───── Available records ─────

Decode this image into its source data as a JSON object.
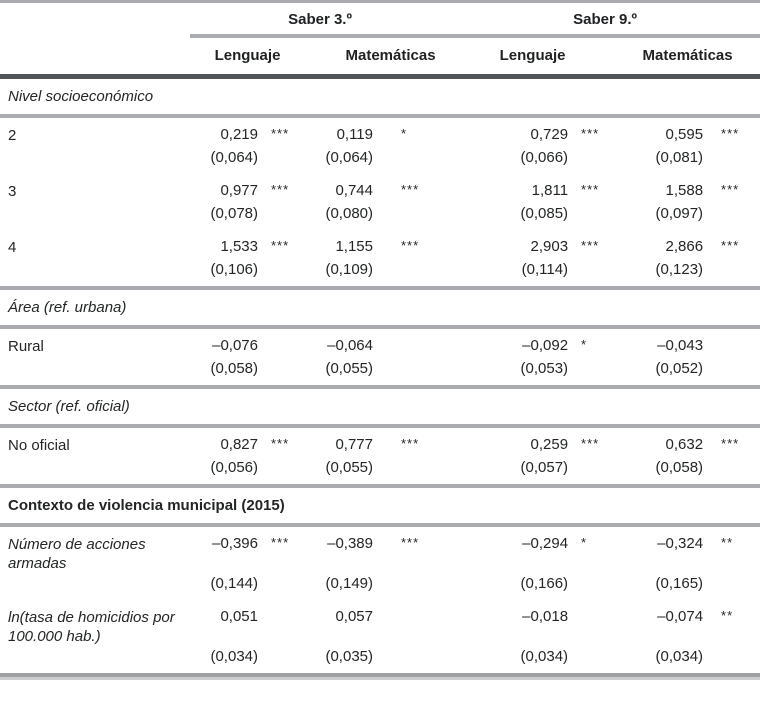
{
  "colors": {
    "rule_gray": "#a9abae",
    "rule_dark": "#515456",
    "rule_bottom_dark": "#9fa1a4",
    "rule_bottom_light": "#cbcdcf",
    "text": "#232527"
  },
  "table": {
    "group_headers": [
      "Saber 3.º",
      "Saber 9.º"
    ],
    "sub_headers": [
      "Lenguaje",
      "Matemáticas",
      "Lenguaje",
      "Matemáticas"
    ],
    "sections": [
      {
        "title": "Nivel socioeconómico",
        "title_style": "italic",
        "rows": [
          {
            "label": "2",
            "label_style": "normal",
            "cols": [
              [
                "0,219",
                "***",
                "(0,064)"
              ],
              [
                "0,119",
                "*",
                "(0,064)"
              ],
              [
                "0,729",
                "***",
                "(0,066)"
              ],
              [
                "0,595",
                "***",
                "(0,081)"
              ]
            ]
          },
          {
            "label": "3",
            "label_style": "normal",
            "cols": [
              [
                "0,977",
                "***",
                "(0,078)"
              ],
              [
                "0,744",
                "***",
                "(0,080)"
              ],
              [
                "1,811",
                "***",
                "(0,085)"
              ],
              [
                "1,588",
                "***",
                "(0,097)"
              ]
            ]
          },
          {
            "label": "4",
            "label_style": "normal",
            "cols": [
              [
                "1,533",
                "***",
                "(0,106)"
              ],
              [
                "1,155",
                "***",
                "(0,109)"
              ],
              [
                "2,903",
                "***",
                "(0,114)"
              ],
              [
                "2,866",
                "***",
                "(0,123)"
              ]
            ]
          }
        ]
      },
      {
        "title": "Área (ref. urbana)",
        "title_style": "italic",
        "rows": [
          {
            "label": "Rural",
            "label_style": "normal",
            "cols": [
              [
                "–0,076",
                "",
                "(0,058)"
              ],
              [
                "–0,064",
                "",
                "(0,055)"
              ],
              [
                "–0,092",
                "*",
                "(0,053)"
              ],
              [
                "–0,043",
                "",
                "(0,052)"
              ]
            ]
          }
        ]
      },
      {
        "title": "Sector (ref. oficial)",
        "title_style": "italic",
        "rows": [
          {
            "label": "No oficial",
            "label_style": "normal",
            "cols": [
              [
                "0,827",
                "***",
                "(0,056)"
              ],
              [
                "0,777",
                "***",
                "(0,055)"
              ],
              [
                "0,259",
                "***",
                "(0,057)"
              ],
              [
                "0,632",
                "***",
                "(0,058)"
              ]
            ]
          }
        ]
      },
      {
        "title": "Contexto de violencia municipal (2015)",
        "title_style": "bold",
        "rows": [
          {
            "label": "Número de acciones armadas",
            "label_style": "italic",
            "cols": [
              [
                "–0,396",
                "***",
                "(0,144)"
              ],
              [
                "–0,389",
                "***",
                "(0,149)"
              ],
              [
                "–0,294",
                "*",
                "(0,166)"
              ],
              [
                "–0,324",
                "**",
                "(0,165)"
              ]
            ]
          },
          {
            "label": "ln(tasa de homicidios por 100.000 hab.)",
            "label_style": "italic",
            "cols": [
              [
                "0,051",
                "",
                "(0,034)"
              ],
              [
                "0,057",
                "",
                "(0,035)"
              ],
              [
                "–0,018",
                "",
                "(0,034)"
              ],
              [
                "–0,074",
                "**",
                "(0,034)"
              ]
            ]
          }
        ]
      }
    ]
  }
}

─────

Every entry should be returned exactly as written, minus the pictures.

Decode this image into its source data as a JSON object.
{
  "colors": {
    "rule_gray": "#a9abae",
    "rule_dark": "#515456",
    "rule_bottom_dark": "#9fa1a4",
    "rule_bottom_light": "#cbcdcf",
    "text": "#232527"
  },
  "table": {
    "group_headers": [
      "Saber 3.º",
      "Saber 9.º"
    ],
    "sub_headers": [
      "Lenguaje",
      "Matemáticas",
      "Lenguaje",
      "Matemáticas"
    ],
    "sections": [
      {
        "title": "Nivel socioeconómico",
        "title_style": "italic",
        "rows": [
          {
            "label": "2",
            "label_style": "normal",
            "cols": [
              [
                "0,219",
                "***",
                "(0,064)"
              ],
              [
                "0,119",
                "*",
                "(0,064)"
              ],
              [
                "0,729",
                "***",
                "(0,066)"
              ],
              [
                "0,595",
                "***",
                "(0,081)"
              ]
            ]
          },
          {
            "label": "3",
            "label_style": "normal",
            "cols": [
              [
                "0,977",
                "***",
                "(0,078)"
              ],
              [
                "0,744",
                "***",
                "(0,080)"
              ],
              [
                "1,811",
                "***",
                "(0,085)"
              ],
              [
                "1,588",
                "***",
                "(0,097)"
              ]
            ]
          },
          {
            "label": "4",
            "label_style": "normal",
            "cols": [
              [
                "1,533",
                "***",
                "(0,106)"
              ],
              [
                "1,155",
                "***",
                "(0,109)"
              ],
              [
                "2,903",
                "***",
                "(0,114)"
              ],
              [
                "2,866",
                "***",
                "(0,123)"
              ]
            ]
          }
        ]
      },
      {
        "title": "Área (ref. urbana)",
        "title_style": "italic",
        "rows": [
          {
            "label": "Rural",
            "label_style": "normal",
            "cols": [
              [
                "–0,076",
                "",
                "(0,058)"
              ],
              [
                "–0,064",
                "",
                "(0,055)"
              ],
              [
                "–0,092",
                "*",
                "(0,053)"
              ],
              [
                "–0,043",
                "",
                "(0,052)"
              ]
            ]
          }
        ]
      },
      {
        "title": "Sector (ref. oficial)",
        "title_style": "italic",
        "rows": [
          {
            "label": "No oficial",
            "label_style": "normal",
            "cols": [
              [
                "0,827",
                "***",
                "(0,056)"
              ],
              [
                "0,777",
                "***",
                "(0,055)"
              ],
              [
                "0,259",
                "***",
                "(0,057)"
              ],
              [
                "0,632",
                "***",
                "(0,058)"
              ]
            ]
          }
        ]
      },
      {
        "title": "Contexto de violencia municipal (2015)",
        "title_style": "bold",
        "rows": [
          {
            "label": "Número de acciones armadas",
            "label_style": "italic",
            "cols": [
              [
                "–0,396",
                "***",
                "(0,144)"
              ],
              [
                "–0,389",
                "***",
                "(0,149)"
              ],
              [
                "–0,294",
                "*",
                "(0,166)"
              ],
              [
                "–0,324",
                "**",
                "(0,165)"
              ]
            ]
          },
          {
            "label": "ln(tasa de homicidios por 100.000 hab.)",
            "label_style": "italic",
            "cols": [
              [
                "0,051",
                "",
                "(0,034)"
              ],
              [
                "0,057",
                "",
                "(0,035)"
              ],
              [
                "–0,018",
                "",
                "(0,034)"
              ],
              [
                "–0,074",
                "**",
                "(0,034)"
              ]
            ]
          }
        ]
      }
    ]
  }
}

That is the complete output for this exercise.